── INPUT RECORDS

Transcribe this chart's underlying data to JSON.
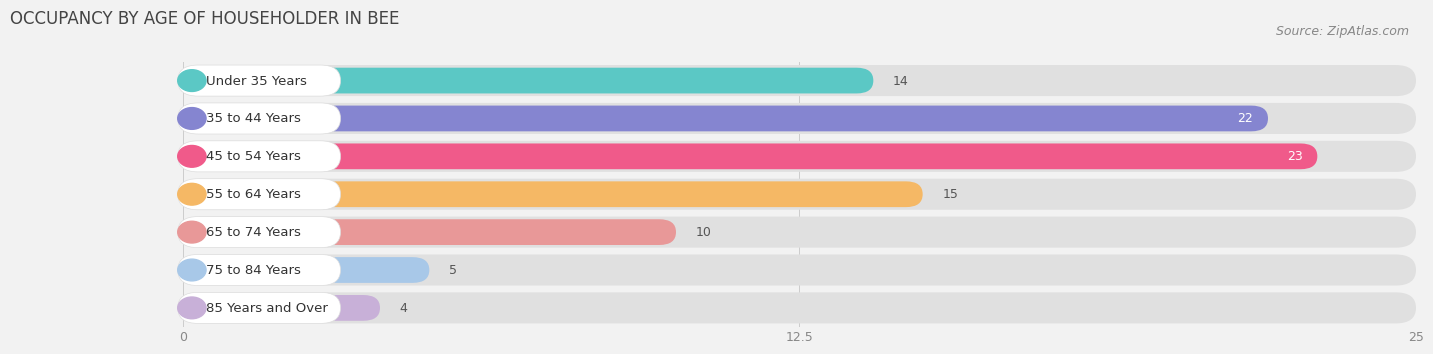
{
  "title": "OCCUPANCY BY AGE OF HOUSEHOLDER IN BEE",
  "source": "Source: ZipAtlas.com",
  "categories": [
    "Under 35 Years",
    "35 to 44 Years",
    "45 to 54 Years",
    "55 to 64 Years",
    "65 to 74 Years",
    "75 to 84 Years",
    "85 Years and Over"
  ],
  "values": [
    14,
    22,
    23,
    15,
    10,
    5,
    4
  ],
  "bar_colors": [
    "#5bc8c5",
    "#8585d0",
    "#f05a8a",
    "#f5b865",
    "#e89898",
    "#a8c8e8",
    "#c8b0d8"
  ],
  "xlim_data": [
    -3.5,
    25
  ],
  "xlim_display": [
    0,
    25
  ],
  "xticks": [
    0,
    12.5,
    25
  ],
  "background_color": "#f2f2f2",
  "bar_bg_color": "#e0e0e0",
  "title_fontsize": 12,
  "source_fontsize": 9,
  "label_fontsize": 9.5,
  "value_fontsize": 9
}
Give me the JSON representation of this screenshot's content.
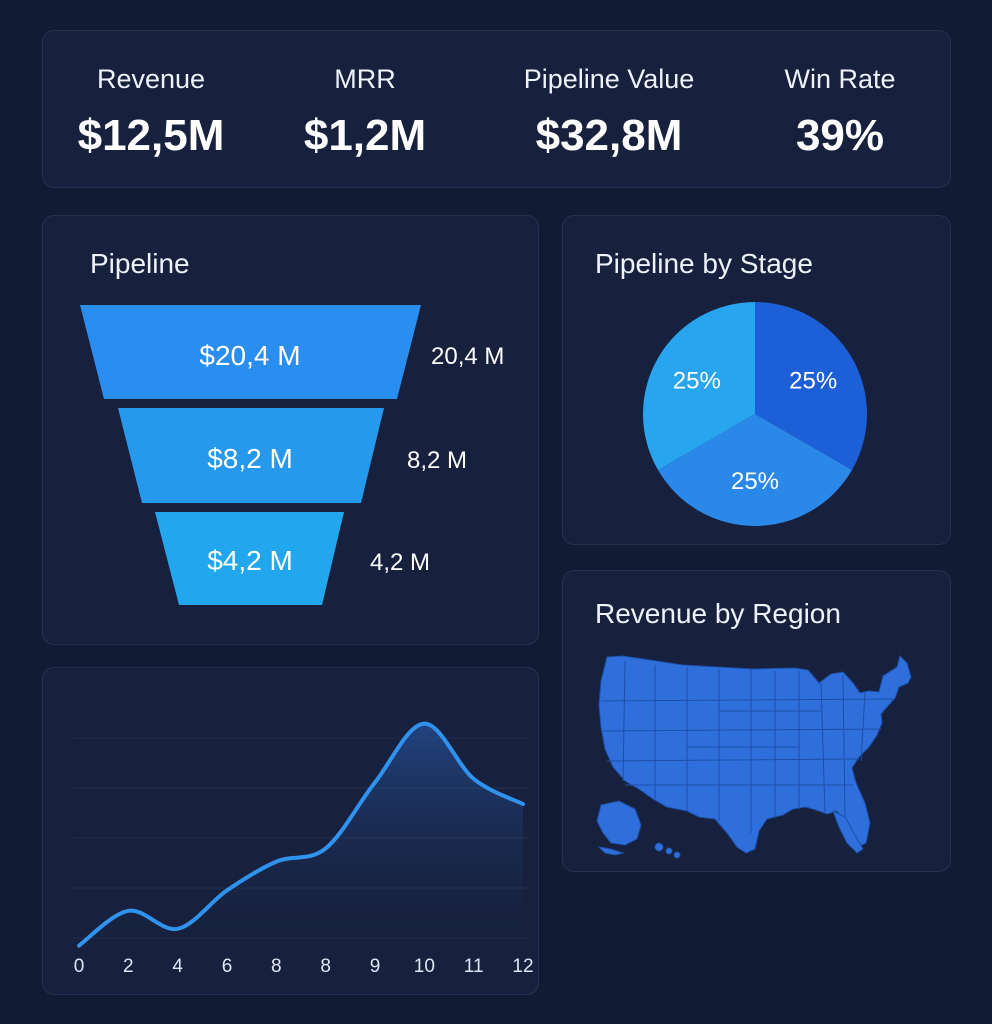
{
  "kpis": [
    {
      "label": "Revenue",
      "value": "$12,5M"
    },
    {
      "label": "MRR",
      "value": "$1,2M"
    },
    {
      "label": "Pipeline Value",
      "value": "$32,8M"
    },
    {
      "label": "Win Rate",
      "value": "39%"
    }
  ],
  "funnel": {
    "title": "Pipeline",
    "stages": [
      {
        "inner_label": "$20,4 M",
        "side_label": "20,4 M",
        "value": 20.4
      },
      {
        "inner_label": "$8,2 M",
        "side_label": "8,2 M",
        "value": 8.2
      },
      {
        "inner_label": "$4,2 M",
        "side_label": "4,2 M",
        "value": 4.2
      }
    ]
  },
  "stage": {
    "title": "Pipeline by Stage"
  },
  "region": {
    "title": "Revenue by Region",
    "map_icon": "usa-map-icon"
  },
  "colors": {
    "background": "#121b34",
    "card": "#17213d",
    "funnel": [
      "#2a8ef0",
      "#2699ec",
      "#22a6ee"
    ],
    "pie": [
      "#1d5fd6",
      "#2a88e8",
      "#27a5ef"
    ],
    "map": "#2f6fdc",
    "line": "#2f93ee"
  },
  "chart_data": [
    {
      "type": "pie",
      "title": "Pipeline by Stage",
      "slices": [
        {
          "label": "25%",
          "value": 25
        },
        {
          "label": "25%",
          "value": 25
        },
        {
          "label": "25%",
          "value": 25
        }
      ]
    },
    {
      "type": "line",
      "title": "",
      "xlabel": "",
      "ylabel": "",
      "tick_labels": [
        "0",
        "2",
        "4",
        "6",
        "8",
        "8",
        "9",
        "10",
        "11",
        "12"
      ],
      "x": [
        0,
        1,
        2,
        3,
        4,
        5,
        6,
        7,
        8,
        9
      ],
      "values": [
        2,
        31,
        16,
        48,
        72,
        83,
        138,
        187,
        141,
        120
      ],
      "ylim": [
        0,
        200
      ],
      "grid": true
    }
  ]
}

────
── INPUT RECORDS

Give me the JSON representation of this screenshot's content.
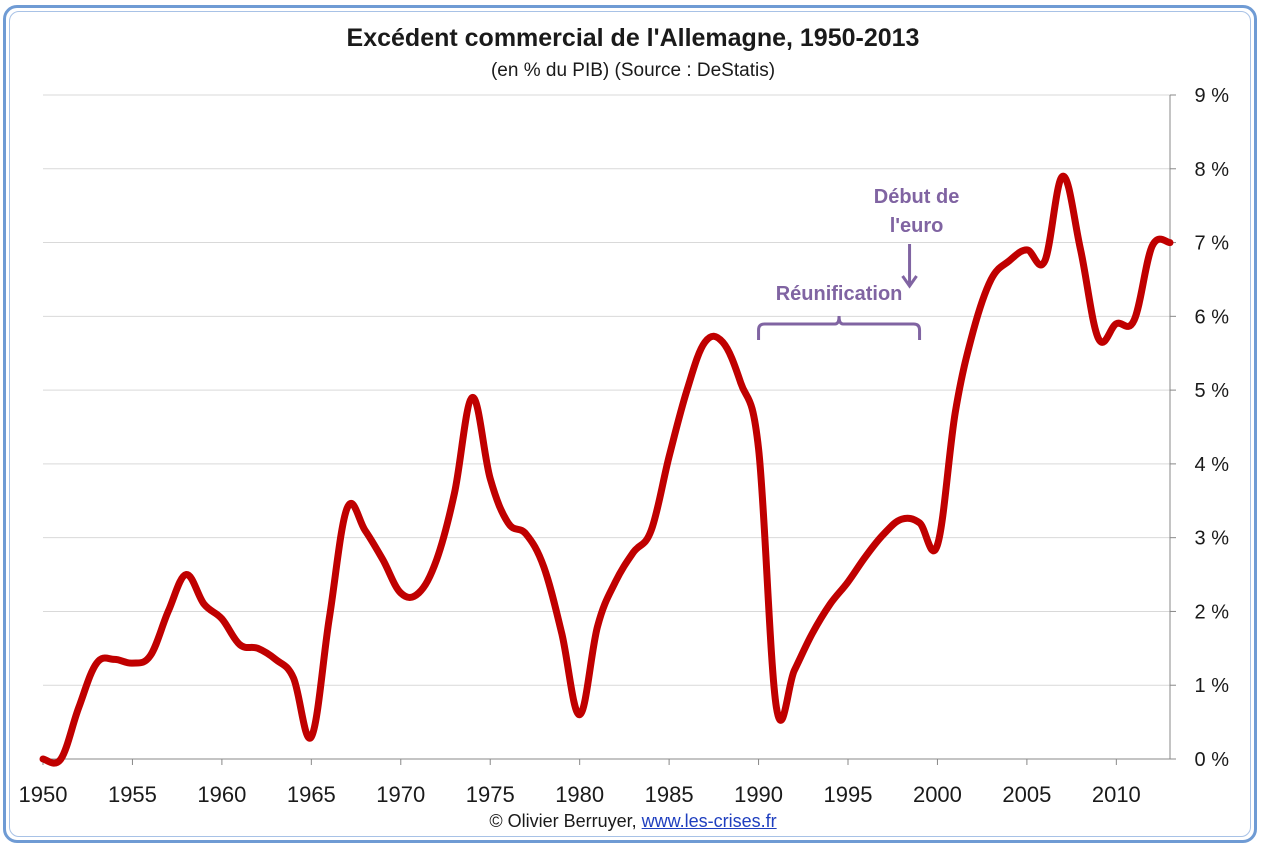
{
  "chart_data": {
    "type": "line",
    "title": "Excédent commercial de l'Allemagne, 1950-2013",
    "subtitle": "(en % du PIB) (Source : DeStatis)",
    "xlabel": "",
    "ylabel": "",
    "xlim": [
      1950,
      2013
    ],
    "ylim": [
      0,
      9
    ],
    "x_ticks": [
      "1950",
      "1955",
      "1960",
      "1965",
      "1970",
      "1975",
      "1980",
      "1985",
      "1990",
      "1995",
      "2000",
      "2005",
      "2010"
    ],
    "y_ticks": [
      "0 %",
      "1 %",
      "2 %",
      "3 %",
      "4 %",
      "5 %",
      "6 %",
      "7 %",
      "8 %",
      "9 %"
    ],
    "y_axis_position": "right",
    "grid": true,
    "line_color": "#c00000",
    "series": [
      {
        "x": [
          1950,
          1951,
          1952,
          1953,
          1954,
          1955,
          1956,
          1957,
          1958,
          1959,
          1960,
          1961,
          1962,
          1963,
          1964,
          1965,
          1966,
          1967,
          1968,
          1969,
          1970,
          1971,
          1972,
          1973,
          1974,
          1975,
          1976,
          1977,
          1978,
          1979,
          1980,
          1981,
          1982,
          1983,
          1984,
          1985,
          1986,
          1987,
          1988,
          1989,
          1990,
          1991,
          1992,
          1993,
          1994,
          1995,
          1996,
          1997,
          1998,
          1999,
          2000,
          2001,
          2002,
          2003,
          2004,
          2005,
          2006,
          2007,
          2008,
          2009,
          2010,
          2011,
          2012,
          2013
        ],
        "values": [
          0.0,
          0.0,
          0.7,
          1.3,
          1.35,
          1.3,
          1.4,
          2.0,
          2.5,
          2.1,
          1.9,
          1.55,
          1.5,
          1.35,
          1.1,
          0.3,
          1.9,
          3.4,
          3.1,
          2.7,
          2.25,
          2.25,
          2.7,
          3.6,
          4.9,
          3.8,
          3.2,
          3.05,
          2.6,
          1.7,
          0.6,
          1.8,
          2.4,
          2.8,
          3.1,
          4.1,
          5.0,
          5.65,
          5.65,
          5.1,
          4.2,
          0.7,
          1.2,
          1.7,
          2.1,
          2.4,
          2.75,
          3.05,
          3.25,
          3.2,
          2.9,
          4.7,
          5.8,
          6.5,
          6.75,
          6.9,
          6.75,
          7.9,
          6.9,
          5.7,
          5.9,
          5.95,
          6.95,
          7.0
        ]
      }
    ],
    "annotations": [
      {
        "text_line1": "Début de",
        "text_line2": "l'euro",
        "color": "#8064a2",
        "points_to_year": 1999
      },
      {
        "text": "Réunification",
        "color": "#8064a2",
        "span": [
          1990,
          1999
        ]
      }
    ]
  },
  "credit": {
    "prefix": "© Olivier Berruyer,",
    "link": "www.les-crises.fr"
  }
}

────

• _TASK BRIEF_: Locate the word "Years" in the entries, and copy every line where it is found.

• _OUTPUT FOR THIS TASK_:
    "Under 35 Years",
    "35 to 44 Years",
    "45 to 54 Years",
    "55 to 64 Years",
    "65 to 74 Years",
    "75 to 84 Years",
    "85 Years and Over"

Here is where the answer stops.